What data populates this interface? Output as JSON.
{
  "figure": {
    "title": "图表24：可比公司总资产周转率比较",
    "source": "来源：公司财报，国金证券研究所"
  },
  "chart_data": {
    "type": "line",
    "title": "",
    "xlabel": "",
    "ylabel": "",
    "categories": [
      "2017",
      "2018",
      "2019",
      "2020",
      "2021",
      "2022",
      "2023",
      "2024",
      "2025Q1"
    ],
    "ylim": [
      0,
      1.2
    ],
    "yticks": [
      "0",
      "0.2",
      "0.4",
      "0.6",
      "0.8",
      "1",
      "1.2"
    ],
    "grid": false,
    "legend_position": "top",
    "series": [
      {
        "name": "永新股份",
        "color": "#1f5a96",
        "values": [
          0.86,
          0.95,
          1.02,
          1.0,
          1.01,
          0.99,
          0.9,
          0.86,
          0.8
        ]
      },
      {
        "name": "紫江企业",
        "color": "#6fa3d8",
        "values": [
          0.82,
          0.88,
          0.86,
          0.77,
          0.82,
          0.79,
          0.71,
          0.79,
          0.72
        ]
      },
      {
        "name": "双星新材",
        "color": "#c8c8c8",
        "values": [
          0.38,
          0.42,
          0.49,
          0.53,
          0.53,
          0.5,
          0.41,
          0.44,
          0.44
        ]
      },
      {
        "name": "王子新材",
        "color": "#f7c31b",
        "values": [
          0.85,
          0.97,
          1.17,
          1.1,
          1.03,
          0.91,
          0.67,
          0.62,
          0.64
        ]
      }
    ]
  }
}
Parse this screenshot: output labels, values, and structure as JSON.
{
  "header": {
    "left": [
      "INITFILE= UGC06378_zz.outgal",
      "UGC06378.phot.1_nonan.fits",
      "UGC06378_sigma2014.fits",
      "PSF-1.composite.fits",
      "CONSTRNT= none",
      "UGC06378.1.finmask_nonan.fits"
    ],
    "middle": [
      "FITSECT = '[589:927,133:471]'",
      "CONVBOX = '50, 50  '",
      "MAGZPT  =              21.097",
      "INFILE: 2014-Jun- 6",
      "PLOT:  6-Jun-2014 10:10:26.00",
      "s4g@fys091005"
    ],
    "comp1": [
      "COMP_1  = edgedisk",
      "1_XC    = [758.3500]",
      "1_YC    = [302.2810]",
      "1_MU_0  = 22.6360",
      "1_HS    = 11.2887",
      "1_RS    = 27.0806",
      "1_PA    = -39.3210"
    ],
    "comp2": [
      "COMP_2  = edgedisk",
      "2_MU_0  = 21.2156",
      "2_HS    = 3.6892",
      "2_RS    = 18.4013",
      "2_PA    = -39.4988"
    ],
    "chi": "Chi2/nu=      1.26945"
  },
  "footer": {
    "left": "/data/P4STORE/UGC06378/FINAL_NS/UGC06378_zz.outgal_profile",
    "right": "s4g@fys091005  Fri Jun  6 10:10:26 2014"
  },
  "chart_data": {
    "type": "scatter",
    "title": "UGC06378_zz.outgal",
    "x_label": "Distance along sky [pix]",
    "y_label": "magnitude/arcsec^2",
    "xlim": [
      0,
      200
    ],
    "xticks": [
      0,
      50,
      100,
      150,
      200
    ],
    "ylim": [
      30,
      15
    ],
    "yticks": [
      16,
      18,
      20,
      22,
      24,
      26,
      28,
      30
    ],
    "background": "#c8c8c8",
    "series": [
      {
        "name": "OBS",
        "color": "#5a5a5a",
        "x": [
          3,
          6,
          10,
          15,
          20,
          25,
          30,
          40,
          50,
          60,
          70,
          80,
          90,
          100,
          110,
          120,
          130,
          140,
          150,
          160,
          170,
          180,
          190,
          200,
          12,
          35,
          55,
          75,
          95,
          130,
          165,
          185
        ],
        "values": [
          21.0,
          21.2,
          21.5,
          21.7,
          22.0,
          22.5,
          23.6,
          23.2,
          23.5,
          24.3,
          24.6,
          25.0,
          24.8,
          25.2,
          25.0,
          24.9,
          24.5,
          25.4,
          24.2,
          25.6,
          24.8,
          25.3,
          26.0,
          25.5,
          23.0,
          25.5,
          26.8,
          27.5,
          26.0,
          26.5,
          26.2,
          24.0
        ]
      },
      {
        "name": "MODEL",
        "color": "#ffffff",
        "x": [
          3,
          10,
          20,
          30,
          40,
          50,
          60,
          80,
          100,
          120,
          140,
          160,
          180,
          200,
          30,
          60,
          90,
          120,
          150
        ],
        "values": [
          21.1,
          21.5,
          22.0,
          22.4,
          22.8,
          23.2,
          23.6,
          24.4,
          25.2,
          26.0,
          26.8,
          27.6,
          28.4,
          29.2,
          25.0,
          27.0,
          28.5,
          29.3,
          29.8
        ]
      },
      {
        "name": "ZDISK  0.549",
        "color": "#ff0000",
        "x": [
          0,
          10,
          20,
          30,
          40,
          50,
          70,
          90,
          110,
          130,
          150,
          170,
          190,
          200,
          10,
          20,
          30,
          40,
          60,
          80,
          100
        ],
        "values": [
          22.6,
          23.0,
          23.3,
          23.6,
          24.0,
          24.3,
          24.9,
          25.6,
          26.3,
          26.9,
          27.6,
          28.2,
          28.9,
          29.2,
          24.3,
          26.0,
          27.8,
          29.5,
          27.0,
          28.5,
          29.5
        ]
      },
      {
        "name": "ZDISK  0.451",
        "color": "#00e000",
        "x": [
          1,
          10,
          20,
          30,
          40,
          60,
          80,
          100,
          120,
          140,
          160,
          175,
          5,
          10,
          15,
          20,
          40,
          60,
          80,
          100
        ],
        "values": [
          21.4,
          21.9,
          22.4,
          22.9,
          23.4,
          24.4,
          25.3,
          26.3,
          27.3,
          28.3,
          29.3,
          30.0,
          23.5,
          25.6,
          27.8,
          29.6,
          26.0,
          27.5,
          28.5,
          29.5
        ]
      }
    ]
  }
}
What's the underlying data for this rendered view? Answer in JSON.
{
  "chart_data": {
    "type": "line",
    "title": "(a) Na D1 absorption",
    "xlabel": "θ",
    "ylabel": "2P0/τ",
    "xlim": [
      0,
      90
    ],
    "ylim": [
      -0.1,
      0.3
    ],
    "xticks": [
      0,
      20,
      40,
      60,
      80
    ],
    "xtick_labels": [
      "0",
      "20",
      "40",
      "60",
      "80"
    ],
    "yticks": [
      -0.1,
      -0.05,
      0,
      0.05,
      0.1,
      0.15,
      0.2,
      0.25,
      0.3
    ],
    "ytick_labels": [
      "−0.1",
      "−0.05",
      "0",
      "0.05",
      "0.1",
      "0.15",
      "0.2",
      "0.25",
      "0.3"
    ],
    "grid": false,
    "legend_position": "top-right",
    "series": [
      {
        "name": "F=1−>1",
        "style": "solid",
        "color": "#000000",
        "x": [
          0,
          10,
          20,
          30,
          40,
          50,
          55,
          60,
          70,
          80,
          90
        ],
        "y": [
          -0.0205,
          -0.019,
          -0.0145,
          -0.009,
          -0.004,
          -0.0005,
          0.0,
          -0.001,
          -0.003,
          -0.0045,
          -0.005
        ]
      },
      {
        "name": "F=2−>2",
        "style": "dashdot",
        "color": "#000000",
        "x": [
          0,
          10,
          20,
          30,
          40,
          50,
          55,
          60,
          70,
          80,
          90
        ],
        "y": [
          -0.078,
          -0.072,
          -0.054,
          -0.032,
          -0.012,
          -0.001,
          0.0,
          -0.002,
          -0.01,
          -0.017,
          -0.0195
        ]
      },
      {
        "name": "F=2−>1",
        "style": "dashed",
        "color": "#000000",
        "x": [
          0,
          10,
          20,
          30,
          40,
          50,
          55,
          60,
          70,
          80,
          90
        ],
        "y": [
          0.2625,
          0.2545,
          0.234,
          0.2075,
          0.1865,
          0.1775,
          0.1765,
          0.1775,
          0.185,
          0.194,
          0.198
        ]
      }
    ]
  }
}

• _PROBLEM REQUIREMENTS_
Go through the material above and count the lines that contain "title"; answer with the number alone.

• _OUTPUT BELOW_
4